● **SET PROBLEM**
Reproduce every entry exactly, without alteration.
>> Begin
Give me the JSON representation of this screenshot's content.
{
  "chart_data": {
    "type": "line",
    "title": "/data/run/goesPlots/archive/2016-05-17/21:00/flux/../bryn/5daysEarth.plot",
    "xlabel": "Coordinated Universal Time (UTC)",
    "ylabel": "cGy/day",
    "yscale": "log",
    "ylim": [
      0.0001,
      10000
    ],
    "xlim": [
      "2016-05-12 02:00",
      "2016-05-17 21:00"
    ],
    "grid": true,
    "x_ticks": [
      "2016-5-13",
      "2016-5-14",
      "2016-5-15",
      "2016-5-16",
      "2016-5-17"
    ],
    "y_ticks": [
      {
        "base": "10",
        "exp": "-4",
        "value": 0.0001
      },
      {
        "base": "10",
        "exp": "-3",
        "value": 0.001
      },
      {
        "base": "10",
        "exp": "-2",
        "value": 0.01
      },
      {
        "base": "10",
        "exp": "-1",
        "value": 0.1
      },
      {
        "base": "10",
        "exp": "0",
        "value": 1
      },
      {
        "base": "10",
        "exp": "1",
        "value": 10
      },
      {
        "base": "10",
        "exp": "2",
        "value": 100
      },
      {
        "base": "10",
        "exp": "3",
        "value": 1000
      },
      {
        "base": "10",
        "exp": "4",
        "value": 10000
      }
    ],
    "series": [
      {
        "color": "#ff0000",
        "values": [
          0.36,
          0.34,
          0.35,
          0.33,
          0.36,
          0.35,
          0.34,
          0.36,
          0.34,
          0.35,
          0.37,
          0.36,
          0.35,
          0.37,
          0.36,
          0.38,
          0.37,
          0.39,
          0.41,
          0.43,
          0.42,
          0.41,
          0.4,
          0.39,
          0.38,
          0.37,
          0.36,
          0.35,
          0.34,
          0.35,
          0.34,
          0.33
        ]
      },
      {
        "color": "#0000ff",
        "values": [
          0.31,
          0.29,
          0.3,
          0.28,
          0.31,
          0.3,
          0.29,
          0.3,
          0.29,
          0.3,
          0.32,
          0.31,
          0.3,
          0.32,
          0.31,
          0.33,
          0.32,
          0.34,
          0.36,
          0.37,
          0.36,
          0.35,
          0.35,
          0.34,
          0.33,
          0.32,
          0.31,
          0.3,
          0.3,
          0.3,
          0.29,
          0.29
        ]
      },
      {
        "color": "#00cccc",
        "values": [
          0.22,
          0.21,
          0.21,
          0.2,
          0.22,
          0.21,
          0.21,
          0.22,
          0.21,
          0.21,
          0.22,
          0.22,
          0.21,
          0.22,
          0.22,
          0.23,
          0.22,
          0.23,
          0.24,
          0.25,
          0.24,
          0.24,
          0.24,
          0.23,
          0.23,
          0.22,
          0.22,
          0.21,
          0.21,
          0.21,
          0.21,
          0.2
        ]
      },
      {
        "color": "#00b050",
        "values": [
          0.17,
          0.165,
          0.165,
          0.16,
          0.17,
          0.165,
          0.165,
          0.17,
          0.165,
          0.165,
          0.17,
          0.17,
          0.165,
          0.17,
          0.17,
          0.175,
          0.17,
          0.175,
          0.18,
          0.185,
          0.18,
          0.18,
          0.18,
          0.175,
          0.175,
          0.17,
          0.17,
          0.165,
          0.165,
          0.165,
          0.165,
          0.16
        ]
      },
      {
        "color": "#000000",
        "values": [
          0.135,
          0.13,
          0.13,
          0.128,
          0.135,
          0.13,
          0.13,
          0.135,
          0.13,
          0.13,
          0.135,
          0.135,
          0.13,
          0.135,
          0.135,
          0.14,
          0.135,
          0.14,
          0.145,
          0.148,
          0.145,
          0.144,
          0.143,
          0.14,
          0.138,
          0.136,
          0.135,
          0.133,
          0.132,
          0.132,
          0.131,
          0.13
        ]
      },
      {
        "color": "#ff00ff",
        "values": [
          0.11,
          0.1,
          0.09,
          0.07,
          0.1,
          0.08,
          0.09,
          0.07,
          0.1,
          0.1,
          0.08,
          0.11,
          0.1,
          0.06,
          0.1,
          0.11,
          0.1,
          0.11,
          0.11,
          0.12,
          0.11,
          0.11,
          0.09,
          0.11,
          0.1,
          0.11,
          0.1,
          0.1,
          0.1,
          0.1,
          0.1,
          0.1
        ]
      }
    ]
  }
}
>> End
● **CORRECT RESPONSE**
Give me the JSON representation of this screenshot's content.
{
  "chart_data": {
    "type": "line",
    "title": "/data/run/goesPlots/archive/2016-05-17/21:00/flux/../bryn/5daysEarth.plot",
    "xlabel": "Coordinated Universal Time (UTC)",
    "ylabel": "cGy/day",
    "yscale": "log",
    "ylim": [
      0.0001,
      10000
    ],
    "xlim": [
      "2016-05-12 02:00",
      "2016-05-17 21:00"
    ],
    "grid": true,
    "x_ticks": [
      "2016-5-13",
      "2016-5-14",
      "2016-5-15",
      "2016-5-16",
      "2016-5-17"
    ],
    "y_ticks": [
      {
        "base": "10",
        "exp": "-4",
        "value": 0.0001
      },
      {
        "base": "10",
        "exp": "-3",
        "value": 0.001
      },
      {
        "base": "10",
        "exp": "-2",
        "value": 0.01
      },
      {
        "base": "10",
        "exp": "-1",
        "value": 0.1
      },
      {
        "base": "10",
        "exp": "0",
        "value": 1
      },
      {
        "base": "10",
        "exp": "1",
        "value": 10
      },
      {
        "base": "10",
        "exp": "2",
        "value": 100
      },
      {
        "base": "10",
        "exp": "3",
        "value": 1000
      },
      {
        "base": "10",
        "exp": "4",
        "value": 10000
      }
    ],
    "series": [
      {
        "color": "#ff0000",
        "values": [
          0.36,
          0.34,
          0.35,
          0.33,
          0.36,
          0.35,
          0.34,
          0.36,
          0.34,
          0.35,
          0.37,
          0.36,
          0.35,
          0.37,
          0.36,
          0.38,
          0.37,
          0.39,
          0.41,
          0.43,
          0.42,
          0.41,
          0.4,
          0.39,
          0.38,
          0.37,
          0.36,
          0.35,
          0.34,
          0.35,
          0.34,
          0.33
        ]
      },
      {
        "color": "#0000ff",
        "values": [
          0.31,
          0.29,
          0.3,
          0.28,
          0.31,
          0.3,
          0.29,
          0.3,
          0.29,
          0.3,
          0.32,
          0.31,
          0.3,
          0.32,
          0.31,
          0.33,
          0.32,
          0.34,
          0.36,
          0.37,
          0.36,
          0.35,
          0.35,
          0.34,
          0.33,
          0.32,
          0.31,
          0.3,
          0.3,
          0.3,
          0.29,
          0.29
        ]
      },
      {
        "color": "#00cccc",
        "values": [
          0.22,
          0.21,
          0.21,
          0.2,
          0.22,
          0.21,
          0.21,
          0.22,
          0.21,
          0.21,
          0.22,
          0.22,
          0.21,
          0.22,
          0.22,
          0.23,
          0.22,
          0.23,
          0.24,
          0.25,
          0.24,
          0.24,
          0.24,
          0.23,
          0.23,
          0.22,
          0.22,
          0.21,
          0.21,
          0.21,
          0.21,
          0.2
        ]
      },
      {
        "color": "#00b050",
        "values": [
          0.17,
          0.165,
          0.165,
          0.16,
          0.17,
          0.165,
          0.165,
          0.17,
          0.165,
          0.165,
          0.17,
          0.17,
          0.165,
          0.17,
          0.17,
          0.175,
          0.17,
          0.175,
          0.18,
          0.185,
          0.18,
          0.18,
          0.18,
          0.175,
          0.175,
          0.17,
          0.17,
          0.165,
          0.165,
          0.165,
          0.165,
          0.16
        ]
      },
      {
        "color": "#000000",
        "values": [
          0.135,
          0.13,
          0.13,
          0.128,
          0.135,
          0.13,
          0.13,
          0.135,
          0.13,
          0.13,
          0.135,
          0.135,
          0.13,
          0.135,
          0.135,
          0.14,
          0.135,
          0.14,
          0.145,
          0.148,
          0.145,
          0.144,
          0.143,
          0.14,
          0.138,
          0.136,
          0.135,
          0.133,
          0.132,
          0.132,
          0.131,
          0.13
        ]
      },
      {
        "color": "#ff00ff",
        "values": [
          0.11,
          0.1,
          0.09,
          0.07,
          0.1,
          0.08,
          0.09,
          0.07,
          0.1,
          0.1,
          0.08,
          0.11,
          0.1,
          0.06,
          0.1,
          0.11,
          0.1,
          0.11,
          0.11,
          0.12,
          0.11,
          0.11,
          0.09,
          0.11,
          0.1,
          0.11,
          0.1,
          0.1,
          0.1,
          0.1,
          0.1,
          0.1
        ]
      }
    ]
  }
}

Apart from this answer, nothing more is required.